LISTING
>> BEGIN

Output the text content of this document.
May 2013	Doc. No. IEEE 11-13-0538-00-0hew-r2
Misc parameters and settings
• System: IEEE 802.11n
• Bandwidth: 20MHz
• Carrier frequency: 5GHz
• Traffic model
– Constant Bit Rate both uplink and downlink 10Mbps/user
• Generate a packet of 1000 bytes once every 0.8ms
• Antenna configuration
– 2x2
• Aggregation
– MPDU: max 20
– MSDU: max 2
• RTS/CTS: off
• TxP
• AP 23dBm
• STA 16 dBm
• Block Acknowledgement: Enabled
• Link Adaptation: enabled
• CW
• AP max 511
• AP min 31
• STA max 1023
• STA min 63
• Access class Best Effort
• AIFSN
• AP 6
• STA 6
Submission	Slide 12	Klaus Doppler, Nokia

>> END

SET PROBLEM
Copy every line verbatim.

FINISHED EXERCISE
Output the text content of this document.
May 2013	Doc. No. IEEE 11-13-0538-00-0hew-r2
Misc parameters and settings
• System: IEEE 802.11n
• Bandwidth: 20MHz
• Carrier frequency: 5GHz
• Traffic model
– Constant Bit Rate both uplink and downlink 10Mbps/user
• Generate a packet of 1000 bytes once every 0.8ms
• Antenna configuration
– 2x2
• Aggregation
– MPDU: max 20
– MSDU: max 2
• RTS/CTS: off
• TxP
• AP 23dBm
• STA 16 dBm
• Block Acknowledgement: Enabled
• Link Adaptation: enabled
• CW
• AP max 511
• AP min 31
• STA max 1023
• STA min 63
• Access class Best Effort
• AIFSN
• AP 6
• STA 6
Submission	Slide 12	Klaus Doppler, Nokia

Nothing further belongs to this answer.